> **Exercise requirements**:
Reproduce the passage of the commentary on civil law and the sharia, starting with "By holding that" and going on through "of the father.".

> **Text shown**:
======

The narrative of setting ‘secular’ or civil laws at odds with the sharia in this country, and vice versa, is a dangerous narrative to pursue.
It is dangerous because we risk destructing and destroying the framework of the Federal Constitution, being the grundnorm or the foundation upon which our society is built, as imparted by the great wisdom of our forefathers.
The recent decision of the Court of Appeal pertaining to the name of a Muslim child who was conceived illegitimately, and the polemics that have ensued immediately thereafter, is but one of such example.
By holding that the child could have as his patronym his father’s name, despite the former’s illegitimate status, the Court had effectively held that Muslims in this country could in fact act against a fatwa issued by religious authorities, with impunity – the edict that illegitimate children cannot legally be identified as the progeny of the father.
It is important to stress from the outset, that discussions into the intricacies of the legal issues involved — on whether to allow or disallow illegitimate children to bear their father’s name — is not meant to subject innocent children to the sins of their parents.
It is a given that children are precious gifts from God, and they should not be made to suffer for the past mistakes of their parents.

======

> **Entries**:

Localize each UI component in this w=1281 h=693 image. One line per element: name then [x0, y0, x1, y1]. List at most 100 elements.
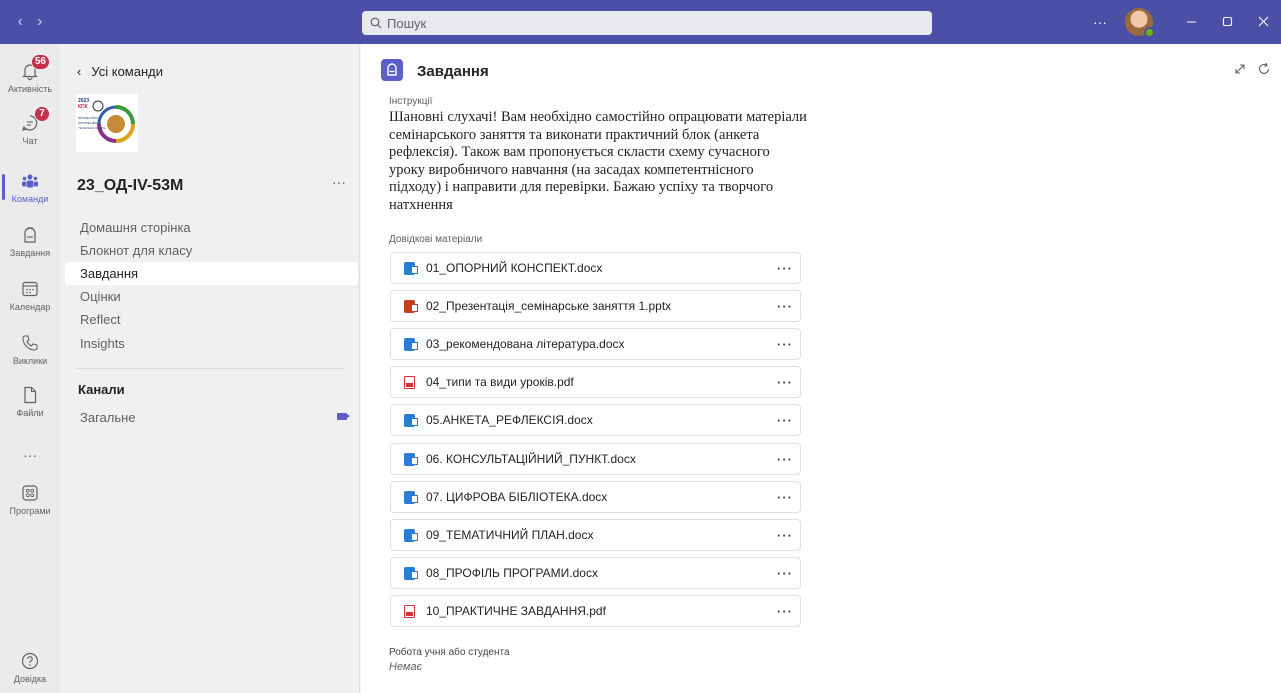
- logo-line-3: ТЕХНІЧНА) ОСВІТА: [78, 126, 106, 130]
- teams-icon: [20, 171, 40, 191]
- meeting-camera-icon: [337, 413, 350, 420]
- activity-badge: 56: [30, 53, 50, 70]
- refresh-icon[interactable]: [1257, 62, 1271, 76]
- rail-item-label: Чат: [22, 135, 38, 146]
- nav-insights[interactable]: Insights: [65, 332, 358, 355]
- all-teams-link[interactable]: ‹ Усі команди: [77, 64, 163, 79]
- instructions-text: Шановні слухачі! Вам необхідно самостійн…: [389, 109, 807, 213]
- rail-item-label: Активність: [7, 83, 53, 94]
- attachment-more-button[interactable]: ···: [770, 413, 800, 428]
- attachment-more-button[interactable]: ···: [770, 566, 800, 581]
- main-header: Завдання: [361, 44, 1281, 96]
- close-button[interactable]: [1245, 14, 1281, 30]
- attachment-item[interactable]: 07. ЦИФРОВА БІБЛІОТЕКА.docx ···: [390, 481, 801, 513]
- attachment-item[interactable]: 10_ПРАКТИЧНЕ ЗАВДАННЯ.pdf ···: [390, 595, 801, 627]
- reference-materials-label: Довідкові матеріали: [389, 234, 483, 245]
- titlebar-controls: ···: [1083, 0, 1281, 44]
- attachment-more-button[interactable]: ···: [770, 528, 800, 543]
- attachment-item[interactable]: 06. КОНСУЛЬТАЦІЙНИЙ_ПУНКТ.docx ···: [390, 443, 801, 475]
- chevron-left-icon: ‹: [77, 64, 82, 79]
- assignment-content: Інструкції Шановні слухачі! Вам необхідн…: [389, 96, 1269, 693]
- word-file-icon: [404, 337, 418, 351]
- logo-line-2: (ПРОФЕСІЙНО-: [78, 121, 100, 125]
- team-name: 23_ОД-IV-53М: [77, 177, 184, 194]
- search-icon: [370, 17, 382, 29]
- attachment-item[interactable]: 02_Презентація_семінарське заняття 1.ppt…: [390, 290, 801, 322]
- rail-item-calls[interactable]: Виклики: [0, 322, 60, 376]
- history-nav: ‹ ›: [0, 13, 60, 31]
- apps-icon: [20, 483, 40, 503]
- rail-item-assignments[interactable]: Завдання: [0, 214, 60, 268]
- settings-more-button[interactable]: ···: [1083, 14, 1117, 30]
- minimize-icon: [1186, 21, 1196, 23]
- word-file-icon: [404, 566, 418, 580]
- attachment-more-button[interactable]: ···: [770, 375, 800, 390]
- logo-kpk: КПК: [78, 104, 89, 110]
- attachment-item[interactable]: 03_рекомендована література.docx ···: [390, 328, 801, 360]
- maximize-button[interactable]: [1209, 14, 1245, 30]
- back-arrow-icon[interactable]: ‹: [18, 13, 23, 31]
- rail-item-label: Завдання: [9, 247, 51, 258]
- attachment-name: 01_ОПОРНИЙ КОНСПЕКТ.docx: [426, 261, 603, 275]
- team-logo[interactable]: 2023 КПК ПРОФЕСІЙНА (ПРОФЕСІЙНО- ТЕХНІЧН…: [76, 94, 138, 152]
- main-content: Завдання Інструкції Шановні слухачі! Вам…: [361, 44, 1281, 693]
- panel-divider: [77, 368, 345, 369]
- attachment-item[interactable]: 04_типи та види уроків.pdf ···: [390, 366, 801, 398]
- attachment-name: 07. ЦИФРОВА БІБЛІОТЕКА.docx: [426, 490, 608, 504]
- word-file-icon: [404, 452, 418, 466]
- nav-assignments[interactable]: Завдання: [65, 262, 358, 285]
- rail-item-help[interactable]: Довідка: [0, 640, 60, 693]
- nav-grades[interactable]: Оцінки: [65, 285, 358, 308]
- rail-item-files[interactable]: Файли: [0, 374, 60, 428]
- attachment-item[interactable]: 05.АНКЕТА_РЕФЛЕКСІЯ.docx ···: [390, 404, 801, 436]
- attachment-name: 06. КОНСУЛЬТАЦІЙНИЙ_ПУНКТ.docx: [426, 452, 636, 466]
- rail-item-chat[interactable]: 7 Чат: [0, 102, 60, 156]
- nav-class-notebook[interactable]: Блокнот для класу: [65, 239, 358, 262]
- forward-arrow-icon[interactable]: ›: [37, 13, 42, 31]
- team-more-button[interactable]: ···: [332, 174, 346, 190]
- attachment-more-button[interactable]: ···: [770, 337, 800, 352]
- attachment-more-button[interactable]: ···: [770, 299, 800, 314]
- nav-home-page[interactable]: Домашня сторінка: [65, 216, 358, 239]
- instructions-label: Інструкції: [389, 96, 433, 107]
- attachment-item[interactable]: 09_ТЕМАТИЧНИЙ ПЛАН.docx ···: [390, 519, 801, 551]
- minimize-button[interactable]: [1173, 14, 1209, 30]
- attachment-more-button[interactable]: ···: [770, 604, 800, 619]
- rail-item-teams[interactable]: Команди: [0, 160, 60, 214]
- search-input[interactable]: Пошук: [362, 11, 932, 35]
- rail-item-label: Команди: [11, 193, 49, 204]
- attachment-item[interactable]: 01_ОПОРНИЙ КОНСПЕКТ.docx ···: [390, 252, 801, 284]
- word-file-icon: [404, 528, 418, 542]
- rail-item-activity[interactable]: 56 Активність: [0, 50, 60, 104]
- nav-reflect[interactable]: Reflect: [65, 308, 358, 331]
- rail-item-calendar[interactable]: Календар: [0, 268, 60, 322]
- channels-heading: Канали: [78, 382, 125, 397]
- attachment-item[interactable]: 08_ПРОФІЛЬ ПРОГРАМИ.docx ···: [390, 557, 801, 589]
- rail-item-label: Виклики: [12, 355, 48, 366]
- search-placeholder: Пошук: [387, 15, 427, 31]
- app-rail: 56 Активність 7 Чат Команди Завдання Кал…: [0, 44, 60, 693]
- expand-icon[interactable]: [1233, 62, 1247, 76]
- avatar[interactable]: [1125, 8, 1155, 38]
- phone-icon: [20, 333, 40, 353]
- attachment-name: 02_Презентація_семінарське заняття 1.ppt…: [426, 299, 672, 313]
- attachment-name: 10_ПРАКТИЧНЕ ЗАВДАННЯ.pdf: [426, 604, 606, 618]
- attachment-more-button[interactable]: ···: [770, 261, 800, 276]
- pdf-file-icon: [404, 375, 415, 389]
- assignments-app-icon: [381, 59, 403, 81]
- attachment-more-button[interactable]: ···: [770, 490, 800, 505]
- team-panel: ‹ Усі команди 2023 КПК ПРОФЕСІЙНА (ПРОФЕ…: [60, 44, 360, 693]
- attachment-more-button[interactable]: ···: [770, 452, 800, 467]
- maximize-icon: [1222, 16, 1232, 27]
- attachment-name: 03_рекомендована література.docx: [426, 337, 625, 351]
- attachment-name: 08_ПРОФІЛЬ ПРОГРАМИ.docx: [426, 566, 598, 580]
- header-actions: [1233, 62, 1271, 76]
- rail-item-label: Календар: [9, 301, 51, 312]
- rail-item-apps[interactable]: Програми: [0, 472, 60, 526]
- word-file-icon: [404, 413, 418, 427]
- chat-icon: 7: [20, 105, 50, 133]
- channel-general[interactable]: Загальне: [80, 410, 136, 425]
- powerpoint-file-icon: [404, 299, 418, 313]
- attachment-name: 05.АНКЕТА_РЕФЛЕКСІЯ.docx: [426, 413, 593, 427]
- bell-icon: 56: [20, 53, 50, 81]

======

> **Task output**:
By holding that the child could have as his patronym his father’s name, despite the former’s illegitimate status, the Court had effectively held that Muslims in this country could in fact act against a fatwa issued by religious authorities, with impunity – the edict that illegitimate children cannot legally be identified as the progeny of the father.